Extracted records

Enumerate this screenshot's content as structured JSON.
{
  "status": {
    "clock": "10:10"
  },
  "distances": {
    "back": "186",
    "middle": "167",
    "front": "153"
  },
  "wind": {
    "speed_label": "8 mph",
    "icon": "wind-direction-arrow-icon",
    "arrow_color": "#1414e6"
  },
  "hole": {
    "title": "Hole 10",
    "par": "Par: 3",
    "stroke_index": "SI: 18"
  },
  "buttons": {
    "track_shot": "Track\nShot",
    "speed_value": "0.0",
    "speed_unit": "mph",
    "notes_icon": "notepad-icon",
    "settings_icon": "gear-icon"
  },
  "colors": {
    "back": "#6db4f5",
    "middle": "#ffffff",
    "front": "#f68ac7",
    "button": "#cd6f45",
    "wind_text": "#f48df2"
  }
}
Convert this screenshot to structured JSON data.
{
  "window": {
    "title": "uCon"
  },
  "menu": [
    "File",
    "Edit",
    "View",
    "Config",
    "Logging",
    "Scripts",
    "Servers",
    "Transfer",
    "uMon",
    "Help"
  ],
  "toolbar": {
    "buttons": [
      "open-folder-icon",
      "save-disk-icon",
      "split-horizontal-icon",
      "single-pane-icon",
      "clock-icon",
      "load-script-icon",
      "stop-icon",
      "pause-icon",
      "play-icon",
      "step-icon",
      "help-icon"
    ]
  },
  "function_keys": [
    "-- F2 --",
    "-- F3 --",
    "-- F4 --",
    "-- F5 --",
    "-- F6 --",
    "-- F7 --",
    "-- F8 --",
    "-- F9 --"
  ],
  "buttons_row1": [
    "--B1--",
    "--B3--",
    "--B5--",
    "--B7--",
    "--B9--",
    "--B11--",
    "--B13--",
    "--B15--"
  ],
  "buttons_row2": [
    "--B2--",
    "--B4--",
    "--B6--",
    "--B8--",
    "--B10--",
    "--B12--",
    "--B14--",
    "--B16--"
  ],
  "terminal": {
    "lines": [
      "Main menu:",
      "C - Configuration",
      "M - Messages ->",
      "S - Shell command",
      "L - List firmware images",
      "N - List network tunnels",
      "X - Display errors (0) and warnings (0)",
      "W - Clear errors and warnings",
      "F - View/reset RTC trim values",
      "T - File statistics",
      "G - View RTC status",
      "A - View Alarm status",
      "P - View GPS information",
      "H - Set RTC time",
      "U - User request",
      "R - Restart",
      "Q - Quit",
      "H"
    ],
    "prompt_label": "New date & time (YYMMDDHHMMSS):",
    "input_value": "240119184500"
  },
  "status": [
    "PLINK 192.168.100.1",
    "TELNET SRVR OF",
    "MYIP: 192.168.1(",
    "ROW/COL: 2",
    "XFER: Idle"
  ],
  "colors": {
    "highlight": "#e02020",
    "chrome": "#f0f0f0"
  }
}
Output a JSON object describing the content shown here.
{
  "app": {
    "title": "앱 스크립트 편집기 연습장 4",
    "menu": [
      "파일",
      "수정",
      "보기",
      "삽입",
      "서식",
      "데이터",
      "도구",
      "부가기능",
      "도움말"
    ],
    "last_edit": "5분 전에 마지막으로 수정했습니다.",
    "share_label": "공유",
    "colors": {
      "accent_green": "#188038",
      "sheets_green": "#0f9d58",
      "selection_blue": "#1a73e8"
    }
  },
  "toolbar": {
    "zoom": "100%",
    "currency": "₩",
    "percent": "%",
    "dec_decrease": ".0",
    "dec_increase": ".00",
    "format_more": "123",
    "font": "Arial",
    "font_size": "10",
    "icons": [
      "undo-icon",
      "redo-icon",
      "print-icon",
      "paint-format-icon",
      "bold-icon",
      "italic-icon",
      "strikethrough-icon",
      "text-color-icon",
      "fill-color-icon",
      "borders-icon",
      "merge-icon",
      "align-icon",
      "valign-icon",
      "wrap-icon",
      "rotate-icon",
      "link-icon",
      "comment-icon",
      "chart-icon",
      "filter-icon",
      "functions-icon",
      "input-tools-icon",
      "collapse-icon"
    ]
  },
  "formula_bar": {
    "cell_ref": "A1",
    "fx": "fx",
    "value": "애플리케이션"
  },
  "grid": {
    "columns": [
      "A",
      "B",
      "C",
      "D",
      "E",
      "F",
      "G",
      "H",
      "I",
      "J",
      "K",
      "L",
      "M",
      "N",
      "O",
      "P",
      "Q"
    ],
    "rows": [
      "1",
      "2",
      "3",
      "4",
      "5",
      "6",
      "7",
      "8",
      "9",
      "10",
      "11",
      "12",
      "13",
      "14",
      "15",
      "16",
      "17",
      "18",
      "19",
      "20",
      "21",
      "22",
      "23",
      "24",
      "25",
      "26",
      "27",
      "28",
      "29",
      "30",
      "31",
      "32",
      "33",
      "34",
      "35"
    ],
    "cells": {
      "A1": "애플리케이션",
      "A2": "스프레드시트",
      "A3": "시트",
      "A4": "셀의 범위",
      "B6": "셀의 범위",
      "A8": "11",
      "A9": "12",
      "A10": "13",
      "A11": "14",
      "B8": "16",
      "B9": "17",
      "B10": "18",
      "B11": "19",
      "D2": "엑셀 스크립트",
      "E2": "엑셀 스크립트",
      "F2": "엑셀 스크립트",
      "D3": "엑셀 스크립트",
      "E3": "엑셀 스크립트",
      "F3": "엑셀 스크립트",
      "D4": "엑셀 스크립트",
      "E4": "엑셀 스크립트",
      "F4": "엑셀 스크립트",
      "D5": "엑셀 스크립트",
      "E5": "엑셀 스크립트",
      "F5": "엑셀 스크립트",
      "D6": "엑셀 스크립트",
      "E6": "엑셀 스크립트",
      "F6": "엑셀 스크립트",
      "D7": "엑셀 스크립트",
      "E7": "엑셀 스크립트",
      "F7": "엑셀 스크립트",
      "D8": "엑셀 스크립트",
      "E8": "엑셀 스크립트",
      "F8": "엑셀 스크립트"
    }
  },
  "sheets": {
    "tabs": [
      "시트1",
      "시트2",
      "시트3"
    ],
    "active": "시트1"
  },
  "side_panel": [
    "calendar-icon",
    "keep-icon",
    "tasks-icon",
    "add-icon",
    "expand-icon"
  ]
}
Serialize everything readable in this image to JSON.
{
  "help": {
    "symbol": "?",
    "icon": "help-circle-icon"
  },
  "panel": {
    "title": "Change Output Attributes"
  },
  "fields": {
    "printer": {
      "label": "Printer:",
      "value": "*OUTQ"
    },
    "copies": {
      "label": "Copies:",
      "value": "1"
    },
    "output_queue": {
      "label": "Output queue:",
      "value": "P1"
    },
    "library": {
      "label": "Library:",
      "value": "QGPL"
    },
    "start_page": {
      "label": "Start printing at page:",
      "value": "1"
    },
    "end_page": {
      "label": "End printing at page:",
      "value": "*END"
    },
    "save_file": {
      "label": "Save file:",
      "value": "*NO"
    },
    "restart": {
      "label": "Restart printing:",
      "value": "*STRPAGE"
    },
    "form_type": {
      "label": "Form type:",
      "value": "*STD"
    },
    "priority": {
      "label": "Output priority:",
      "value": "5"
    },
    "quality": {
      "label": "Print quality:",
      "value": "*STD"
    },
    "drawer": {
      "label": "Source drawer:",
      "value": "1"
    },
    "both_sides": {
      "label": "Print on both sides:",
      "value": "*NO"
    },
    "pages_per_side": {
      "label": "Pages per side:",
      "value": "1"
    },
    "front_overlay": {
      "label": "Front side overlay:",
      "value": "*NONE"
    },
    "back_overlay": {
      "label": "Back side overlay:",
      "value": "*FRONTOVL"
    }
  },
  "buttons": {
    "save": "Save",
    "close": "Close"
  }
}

▶ Written request:
Please reproduce each record precisely as written.

▶ Answer for this exercise:
Enumerate this screenshot's content as structured JSON.
{
  "status": {
    "clock": "10:10"
  },
  "distances": {
    "back": "186",
    "middle": "167",
    "front": "153"
  },
  "wind": {
    "speed_label": "8 mph",
    "icon": "wind-direction-arrow-icon",
    "arrow_color": "#1414e6"
  },
  "hole": {
    "title": "Hole 10",
    "par": "Par: 3",
    "stroke_index": "SI: 18"
  },
  "buttons": {
    "track_shot": "Track\nShot",
    "speed_value": "0.0",
    "speed_unit": "mph",
    "notes_icon": "notepad-icon",
    "settings_icon": "gear-icon"
  },
  "colors": {
    "back": "#6db4f5",
    "middle": "#ffffff",
    "front": "#f68ac7",
    "button": "#cd6f45",
    "wind_text": "#f48df2"
  }
}
Convert this screenshot to structured JSON data.
{
  "window": {
    "title": "uCon"
  },
  "menu": [
    "File",
    "Edit",
    "View",
    "Config",
    "Logging",
    "Scripts",
    "Servers",
    "Transfer",
    "uMon",
    "Help"
  ],
  "toolbar": {
    "buttons": [
      "open-folder-icon",
      "save-disk-icon",
      "split-horizontal-icon",
      "single-pane-icon",
      "clock-icon",
      "load-script-icon",
      "stop-icon",
      "pause-icon",
      "play-icon",
      "step-icon",
      "help-icon"
    ]
  },
  "function_keys": [
    "-- F2 --",
    "-- F3 --",
    "-- F4 --",
    "-- F5 --",
    "-- F6 --",
    "-- F7 --",
    "-- F8 --",
    "-- F9 --"
  ],
  "buttons_row1": [
    "--B1--",
    "--B3--",
    "--B5--",
    "--B7--",
    "--B9--",
    "--B11--",
    "--B13--",
    "--B15--"
  ],
  "buttons_row2": [
    "--B2--",
    "--B4--",
    "--B6--",
    "--B8--",
    "--B10--",
    "--B12--",
    "--B14--",
    "--B16--"
  ],
  "terminal": {
    "lines": [
      "Main menu:",
      "C - Configuration",
      "M - Messages ->",
      "S - Shell command",
      "L - List firmware images",
      "N - List network tunnels",
      "X - Display errors (0) and warnings (0)",
      "W - Clear errors and warnings",
      "F - View/reset RTC trim values",
      "T - File statistics",
      "G - View RTC status",
      "A - View Alarm status",
      "P - View GPS information",
      "H - Set RTC time",
      "U - User request",
      "R - Restart",
      "Q - Quit",
      "H"
    ],
    "prompt_label": "New date & time (YYMMDDHHMMSS):",
    "input_value": "240119184500"
  },
  "status": [
    "PLINK 192.168.100.1",
    "TELNET SRVR OF",
    "MYIP: 192.168.1(",
    "ROW/COL: 2",
    "XFER: Idle"
  ],
  "colors": {
    "highlight": "#e02020",
    "chrome": "#f0f0f0"
  }
}
Output a JSON object describing the content shown here.
{
  "app": {
    "title": "앱 스크립트 편집기 연습장 4",
    "menu": [
      "파일",
      "수정",
      "보기",
      "삽입",
      "서식",
      "데이터",
      "도구",
      "부가기능",
      "도움말"
    ],
    "last_edit": "5분 전에 마지막으로 수정했습니다.",
    "share_label": "공유",
    "colors": {
      "accent_green": "#188038",
      "sheets_green": "#0f9d58",
      "selection_blue": "#1a73e8"
    }
  },
  "toolbar": {
    "zoom": "100%",
    "currency": "₩",
    "percent": "%",
    "dec_decrease": ".0",
    "dec_increase": ".00",
    "format_more": "123",
    "font": "Arial",
    "font_size": "10",
    "icons": [
      "undo-icon",
      "redo-icon",
      "print-icon",
      "paint-format-icon",
      "bold-icon",
      "italic-icon",
      "strikethrough-icon",
      "text-color-icon",
      "fill-color-icon",
      "borders-icon",
      "merge-icon",
      "align-icon",
      "valign-icon",
      "wrap-icon",
      "rotate-icon",
      "link-icon",
      "comment-icon",
      "chart-icon",
      "filter-icon",
      "functions-icon",
      "input-tools-icon",
      "collapse-icon"
    ]
  },
  "formula_bar": {
    "cell_ref": "A1",
    "fx": "fx",
    "value": "애플리케이션"
  },
  "grid": {
    "columns": [
      "A",
      "B",
      "C",
      "D",
      "E",
      "F",
      "G",
      "H",
      "I",
      "J",
      "K",
      "L",
      "M",
      "N",
      "O",
      "P",
      "Q"
    ],
    "rows": [
      "1",
      "2",
      "3",
      "4",
      "5",
      "6",
      "7",
      "8",
      "9",
      "10",
      "11",
      "12",
      "13",
      "14",
      "15",
      "16",
      "17",
      "18",
      "19",
      "20",
      "21",
      "22",
      "23",
      "24",
      "25",
      "26",
      "27",
      "28",
      "29",
      "30",
      "31",
      "32",
      "33",
      "34",
      "35"
    ],
    "cells": {
      "A1": "애플리케이션",
      "A2": "스프레드시트",
      "A3": "시트",
      "A4": "셀의 범위",
      "B6": "셀의 범위",
      "A8": "11",
      "A9": "12",
      "A10": "13",
      "A11": "14",
      "B8": "16",
      "B9": "17",
      "B10": "18",
      "B11": "19",
      "D2": "엑셀 스크립트",
      "E2": "엑셀 스크립트",
      "F2": "엑셀 스크립트",
      "D3": "엑셀 스크립트",
      "E3": "엑셀 스크립트",
      "F3": "엑셀 스크립트",
      "D4": "엑셀 스크립트",
      "E4": "엑셀 스크립트",
      "F4": "엑셀 스크립트",
      "D5": "엑셀 스크립트",
      "E5": "엑셀 스크립트",
      "F5": "엑셀 스크립트",
      "D6": "엑셀 스크립트",
      "E6": "엑셀 스크립트",
      "F6": "엑셀 스크립트",
      "D7": "엑셀 스크립트",
      "E7": "엑셀 스크립트",
      "F7": "엑셀 스크립트",
      "D8": "엑셀 스크립트",
      "E8": "엑셀 스크립트",
      "F8": "엑셀 스크립트"
    }
  },
  "sheets": {
    "tabs": [
      "시트1",
      "시트2",
      "시트3"
    ],
    "active": "시트1"
  },
  "side_panel": [
    "calendar-icon",
    "keep-icon",
    "tasks-icon",
    "add-icon",
    "expand-icon"
  ]
}
Serialize everything readable in this image to JSON.
{
  "help": {
    "symbol": "?",
    "icon": "help-circle-icon"
  },
  "panel": {
    "title": "Change Output Attributes"
  },
  "fields": {
    "printer": {
      "label": "Printer:",
      "value": "*OUTQ"
    },
    "copies": {
      "label": "Copies:",
      "value": "1"
    },
    "output_queue": {
      "label": "Output queue:",
      "value": "P1"
    },
    "library": {
      "label": "Library:",
      "value": "QGPL"
    },
    "start_page": {
      "label": "Start printing at page:",
      "value": "1"
    },
    "end_page": {
      "label": "End printing at page:",
      "value": "*END"
    },
    "save_file": {
      "label": "Save file:",
      "value": "*NO"
    },
    "restart": {
      "label": "Restart printing:",
      "value": "*STRPAGE"
    },
    "form_type": {
      "label": "Form type:",
      "value": "*STD"
    },
    "priority": {
      "label": "Output priority:",
      "value": "5"
    },
    "quality": {
      "label": "Print quality:",
      "value": "*STD"
    },
    "drawer": {
      "label": "Source drawer:",
      "value": "1"
    },
    "both_sides": {
      "label": "Print on both sides:",
      "value": "*NO"
    },
    "pages_per_side": {
      "label": "Pages per side:",
      "value": "1"
    },
    "front_overlay": {
      "label": "Front side overlay:",
      "value": "*NONE"
    },
    "back_overlay": {
      "label": "Back side overlay:",
      "value": "*FRONTOVL"
    }
  },
  "buttons": {
    "save": "Save",
    "close": "Close"
  }
}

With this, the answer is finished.